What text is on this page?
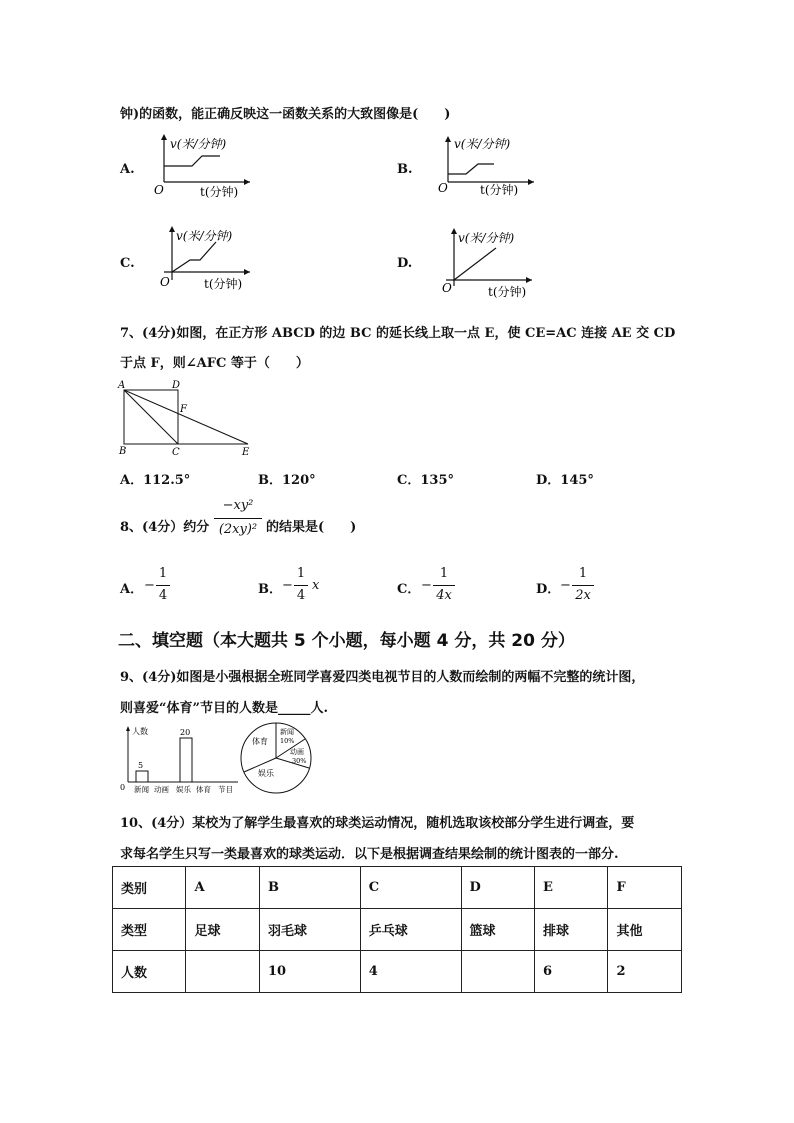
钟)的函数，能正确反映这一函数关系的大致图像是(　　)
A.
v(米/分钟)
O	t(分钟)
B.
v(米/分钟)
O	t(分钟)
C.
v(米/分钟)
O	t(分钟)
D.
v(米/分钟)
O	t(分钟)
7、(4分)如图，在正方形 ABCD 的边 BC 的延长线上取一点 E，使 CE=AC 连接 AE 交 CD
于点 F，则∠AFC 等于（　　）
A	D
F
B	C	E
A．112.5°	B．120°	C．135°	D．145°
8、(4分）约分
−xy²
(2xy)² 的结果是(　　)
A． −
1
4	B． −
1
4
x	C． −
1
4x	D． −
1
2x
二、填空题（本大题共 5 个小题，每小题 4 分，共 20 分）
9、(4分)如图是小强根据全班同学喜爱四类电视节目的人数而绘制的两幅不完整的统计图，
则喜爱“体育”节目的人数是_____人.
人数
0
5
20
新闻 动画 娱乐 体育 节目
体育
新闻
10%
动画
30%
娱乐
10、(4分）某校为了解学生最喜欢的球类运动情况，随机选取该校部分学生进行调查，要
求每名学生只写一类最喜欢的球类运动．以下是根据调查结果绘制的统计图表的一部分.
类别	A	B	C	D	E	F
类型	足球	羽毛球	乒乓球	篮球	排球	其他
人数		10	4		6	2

# # #

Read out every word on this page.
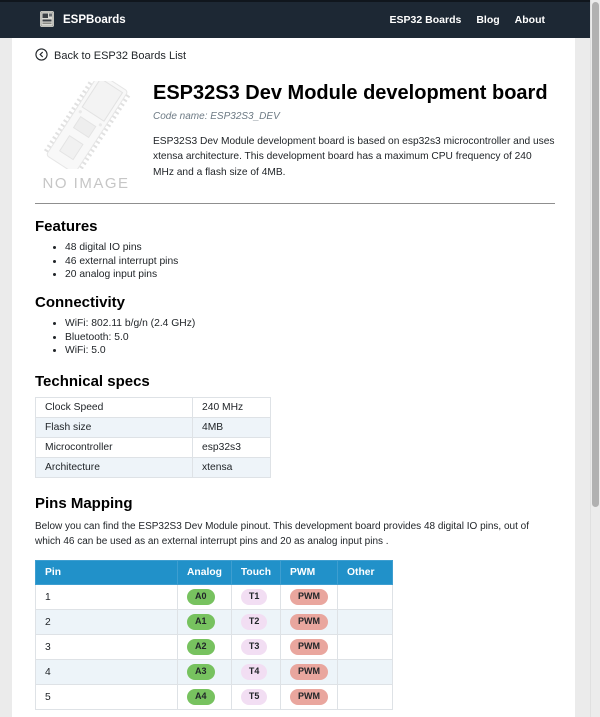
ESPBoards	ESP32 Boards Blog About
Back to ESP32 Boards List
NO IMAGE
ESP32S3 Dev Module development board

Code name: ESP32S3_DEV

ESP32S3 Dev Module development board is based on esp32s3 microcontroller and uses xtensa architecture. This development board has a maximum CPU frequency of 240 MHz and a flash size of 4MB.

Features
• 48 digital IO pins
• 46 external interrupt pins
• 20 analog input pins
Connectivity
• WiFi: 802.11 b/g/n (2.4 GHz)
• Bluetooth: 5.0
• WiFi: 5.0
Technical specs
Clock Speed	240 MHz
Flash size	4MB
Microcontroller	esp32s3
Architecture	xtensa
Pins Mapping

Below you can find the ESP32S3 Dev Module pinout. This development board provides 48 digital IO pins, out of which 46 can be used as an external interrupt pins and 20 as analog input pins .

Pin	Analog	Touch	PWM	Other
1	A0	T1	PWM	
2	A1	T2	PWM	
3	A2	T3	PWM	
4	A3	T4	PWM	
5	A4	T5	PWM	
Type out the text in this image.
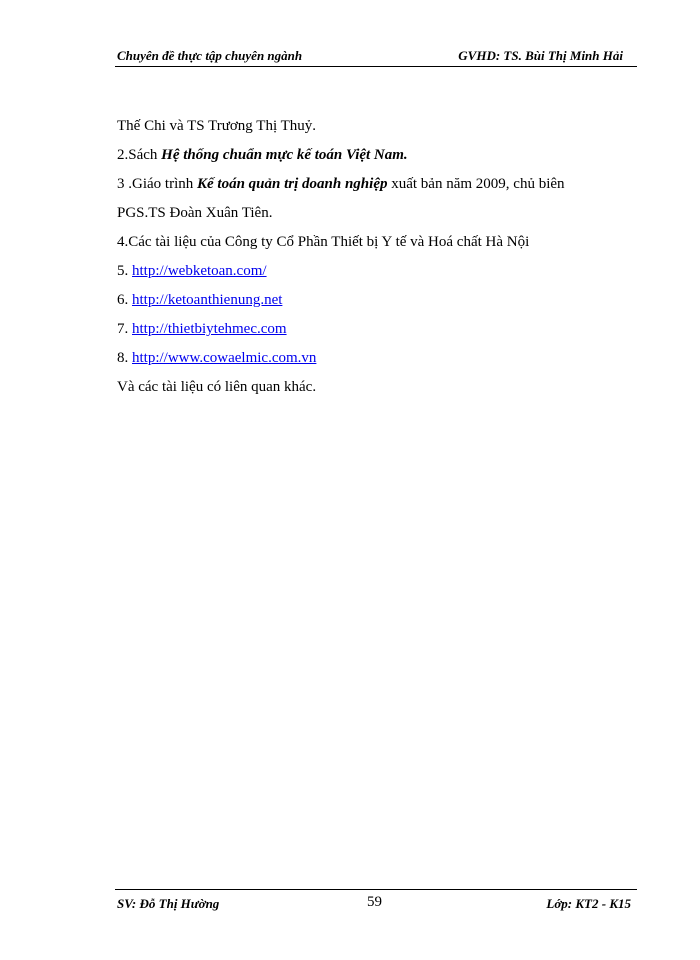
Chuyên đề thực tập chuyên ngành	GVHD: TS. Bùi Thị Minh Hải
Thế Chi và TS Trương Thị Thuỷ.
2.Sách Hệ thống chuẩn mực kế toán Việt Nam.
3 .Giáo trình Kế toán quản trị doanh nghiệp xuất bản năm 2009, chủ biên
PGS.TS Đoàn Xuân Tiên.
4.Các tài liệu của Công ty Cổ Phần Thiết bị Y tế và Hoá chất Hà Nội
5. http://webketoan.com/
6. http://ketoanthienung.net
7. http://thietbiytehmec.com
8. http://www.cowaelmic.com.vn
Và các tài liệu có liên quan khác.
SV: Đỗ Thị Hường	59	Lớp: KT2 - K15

# # #

> Your task
Show every line of the records above that contains the word "liệu".

> Answer to this task
4.Các tài liệu của Công ty Cổ Phần Thiết bị Y tế và Hoá chất Hà Nội
Và các tài liệu có liên quan khác.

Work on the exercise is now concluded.